● Dataset rows about figures:

•••

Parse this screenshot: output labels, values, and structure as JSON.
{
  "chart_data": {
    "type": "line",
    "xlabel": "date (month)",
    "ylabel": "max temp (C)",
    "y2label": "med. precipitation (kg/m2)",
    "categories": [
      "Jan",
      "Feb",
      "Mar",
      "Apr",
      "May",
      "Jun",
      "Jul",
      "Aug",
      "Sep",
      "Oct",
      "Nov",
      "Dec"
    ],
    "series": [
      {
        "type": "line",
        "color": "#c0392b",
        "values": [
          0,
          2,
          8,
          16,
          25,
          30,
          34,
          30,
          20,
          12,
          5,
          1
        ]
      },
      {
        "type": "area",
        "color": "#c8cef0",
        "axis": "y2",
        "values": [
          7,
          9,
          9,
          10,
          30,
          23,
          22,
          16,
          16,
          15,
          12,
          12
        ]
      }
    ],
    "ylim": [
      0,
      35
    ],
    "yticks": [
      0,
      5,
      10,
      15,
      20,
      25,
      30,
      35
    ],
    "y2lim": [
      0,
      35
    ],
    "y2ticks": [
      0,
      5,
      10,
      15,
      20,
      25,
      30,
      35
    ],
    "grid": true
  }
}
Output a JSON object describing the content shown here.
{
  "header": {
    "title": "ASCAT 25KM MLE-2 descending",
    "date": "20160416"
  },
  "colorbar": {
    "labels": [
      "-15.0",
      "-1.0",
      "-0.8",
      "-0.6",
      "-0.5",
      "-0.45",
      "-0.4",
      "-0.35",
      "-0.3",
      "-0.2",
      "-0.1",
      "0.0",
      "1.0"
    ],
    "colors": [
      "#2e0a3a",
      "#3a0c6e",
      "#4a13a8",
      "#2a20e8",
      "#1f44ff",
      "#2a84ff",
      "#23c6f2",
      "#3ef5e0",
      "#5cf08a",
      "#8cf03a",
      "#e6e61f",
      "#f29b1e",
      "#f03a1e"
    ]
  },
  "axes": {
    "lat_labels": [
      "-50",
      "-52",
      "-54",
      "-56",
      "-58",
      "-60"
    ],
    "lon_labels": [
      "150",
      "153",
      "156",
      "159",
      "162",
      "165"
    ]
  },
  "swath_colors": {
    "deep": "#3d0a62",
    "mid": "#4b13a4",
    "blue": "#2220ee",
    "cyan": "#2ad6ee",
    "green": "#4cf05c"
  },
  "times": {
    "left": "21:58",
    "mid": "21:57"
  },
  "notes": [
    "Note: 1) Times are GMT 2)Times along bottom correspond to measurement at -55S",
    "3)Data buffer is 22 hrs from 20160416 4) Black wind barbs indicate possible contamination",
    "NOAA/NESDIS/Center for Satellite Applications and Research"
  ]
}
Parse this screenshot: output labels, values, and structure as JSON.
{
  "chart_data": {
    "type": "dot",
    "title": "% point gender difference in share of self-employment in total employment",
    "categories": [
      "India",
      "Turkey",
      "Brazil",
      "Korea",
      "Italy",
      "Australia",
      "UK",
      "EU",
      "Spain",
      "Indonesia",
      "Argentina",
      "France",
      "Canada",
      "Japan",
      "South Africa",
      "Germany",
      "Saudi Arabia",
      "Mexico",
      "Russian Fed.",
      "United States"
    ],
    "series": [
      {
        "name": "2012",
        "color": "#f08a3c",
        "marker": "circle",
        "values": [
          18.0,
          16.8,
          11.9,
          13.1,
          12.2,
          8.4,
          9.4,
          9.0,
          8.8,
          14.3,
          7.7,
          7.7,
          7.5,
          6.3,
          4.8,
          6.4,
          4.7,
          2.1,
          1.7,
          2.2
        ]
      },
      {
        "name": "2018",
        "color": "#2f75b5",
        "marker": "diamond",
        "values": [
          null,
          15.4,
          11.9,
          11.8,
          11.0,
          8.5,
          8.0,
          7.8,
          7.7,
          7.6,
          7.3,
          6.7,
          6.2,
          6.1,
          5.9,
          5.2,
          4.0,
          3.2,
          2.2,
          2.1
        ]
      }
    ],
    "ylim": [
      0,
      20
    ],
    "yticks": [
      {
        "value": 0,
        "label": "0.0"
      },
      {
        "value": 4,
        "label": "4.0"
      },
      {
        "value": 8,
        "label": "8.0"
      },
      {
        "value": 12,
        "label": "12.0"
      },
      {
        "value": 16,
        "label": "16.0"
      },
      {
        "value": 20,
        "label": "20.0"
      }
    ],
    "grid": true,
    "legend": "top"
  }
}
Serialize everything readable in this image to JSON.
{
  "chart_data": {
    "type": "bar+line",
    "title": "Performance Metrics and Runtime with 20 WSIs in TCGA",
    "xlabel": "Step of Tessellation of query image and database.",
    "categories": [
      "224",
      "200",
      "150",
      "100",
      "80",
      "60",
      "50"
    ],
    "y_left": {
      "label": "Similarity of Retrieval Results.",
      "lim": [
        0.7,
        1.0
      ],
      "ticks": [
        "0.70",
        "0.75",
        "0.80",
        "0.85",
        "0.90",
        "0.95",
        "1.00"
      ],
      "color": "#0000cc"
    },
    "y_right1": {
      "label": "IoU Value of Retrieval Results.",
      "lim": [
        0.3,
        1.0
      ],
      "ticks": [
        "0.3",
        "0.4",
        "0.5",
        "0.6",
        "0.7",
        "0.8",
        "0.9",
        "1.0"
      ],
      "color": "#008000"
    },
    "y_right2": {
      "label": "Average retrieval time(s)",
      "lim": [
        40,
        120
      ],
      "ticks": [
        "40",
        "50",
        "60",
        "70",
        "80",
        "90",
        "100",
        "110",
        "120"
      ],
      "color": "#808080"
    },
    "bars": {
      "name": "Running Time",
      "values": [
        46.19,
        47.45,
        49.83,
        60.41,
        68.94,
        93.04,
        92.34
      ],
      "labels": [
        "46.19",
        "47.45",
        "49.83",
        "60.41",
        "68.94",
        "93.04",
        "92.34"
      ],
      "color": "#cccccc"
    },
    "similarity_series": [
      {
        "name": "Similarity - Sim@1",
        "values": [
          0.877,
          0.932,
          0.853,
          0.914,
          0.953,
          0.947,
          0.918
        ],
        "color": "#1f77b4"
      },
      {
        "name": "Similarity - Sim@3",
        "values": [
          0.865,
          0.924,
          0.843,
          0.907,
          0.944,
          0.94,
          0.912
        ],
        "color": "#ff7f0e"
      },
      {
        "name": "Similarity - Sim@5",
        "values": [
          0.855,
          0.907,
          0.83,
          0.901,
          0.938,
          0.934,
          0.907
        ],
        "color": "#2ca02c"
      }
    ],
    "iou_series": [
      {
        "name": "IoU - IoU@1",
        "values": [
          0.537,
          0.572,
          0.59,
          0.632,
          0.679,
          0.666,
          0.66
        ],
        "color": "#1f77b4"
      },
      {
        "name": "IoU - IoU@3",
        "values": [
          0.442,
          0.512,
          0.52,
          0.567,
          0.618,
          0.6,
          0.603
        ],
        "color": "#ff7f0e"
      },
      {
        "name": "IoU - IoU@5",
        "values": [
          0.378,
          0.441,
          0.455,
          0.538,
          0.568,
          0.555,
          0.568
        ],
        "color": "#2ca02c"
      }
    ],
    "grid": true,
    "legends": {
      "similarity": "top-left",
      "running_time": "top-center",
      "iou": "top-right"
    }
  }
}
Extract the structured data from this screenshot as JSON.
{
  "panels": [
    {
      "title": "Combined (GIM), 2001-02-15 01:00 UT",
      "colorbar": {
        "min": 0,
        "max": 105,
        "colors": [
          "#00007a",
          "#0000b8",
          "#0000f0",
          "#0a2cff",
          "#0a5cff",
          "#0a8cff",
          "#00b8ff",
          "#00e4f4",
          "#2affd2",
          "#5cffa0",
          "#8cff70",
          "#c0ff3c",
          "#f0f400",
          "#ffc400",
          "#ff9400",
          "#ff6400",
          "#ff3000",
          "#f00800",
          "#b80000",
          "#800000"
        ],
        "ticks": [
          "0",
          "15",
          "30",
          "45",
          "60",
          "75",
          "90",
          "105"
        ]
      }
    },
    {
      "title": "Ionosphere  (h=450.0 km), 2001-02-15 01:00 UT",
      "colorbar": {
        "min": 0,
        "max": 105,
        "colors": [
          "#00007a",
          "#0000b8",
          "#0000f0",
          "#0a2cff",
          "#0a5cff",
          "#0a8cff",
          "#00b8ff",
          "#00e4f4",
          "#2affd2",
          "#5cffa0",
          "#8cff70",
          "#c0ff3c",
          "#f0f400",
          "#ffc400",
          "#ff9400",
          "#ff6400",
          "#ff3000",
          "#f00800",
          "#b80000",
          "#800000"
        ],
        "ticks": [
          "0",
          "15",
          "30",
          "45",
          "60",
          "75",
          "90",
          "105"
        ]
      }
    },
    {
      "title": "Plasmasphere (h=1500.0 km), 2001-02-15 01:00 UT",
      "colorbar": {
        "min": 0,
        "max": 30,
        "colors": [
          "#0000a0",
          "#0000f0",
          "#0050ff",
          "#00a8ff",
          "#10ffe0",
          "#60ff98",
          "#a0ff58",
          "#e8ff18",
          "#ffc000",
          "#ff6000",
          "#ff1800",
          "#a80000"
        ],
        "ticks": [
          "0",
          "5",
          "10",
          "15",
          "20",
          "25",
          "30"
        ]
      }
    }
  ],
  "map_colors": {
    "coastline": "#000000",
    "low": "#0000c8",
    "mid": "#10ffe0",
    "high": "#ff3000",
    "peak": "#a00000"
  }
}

•••

● YOUR INSTRUCTIONS: Of all the lines in the listing above, how many contain the word "type"? Answer with the number alone.

● CORRECT RESULT: 5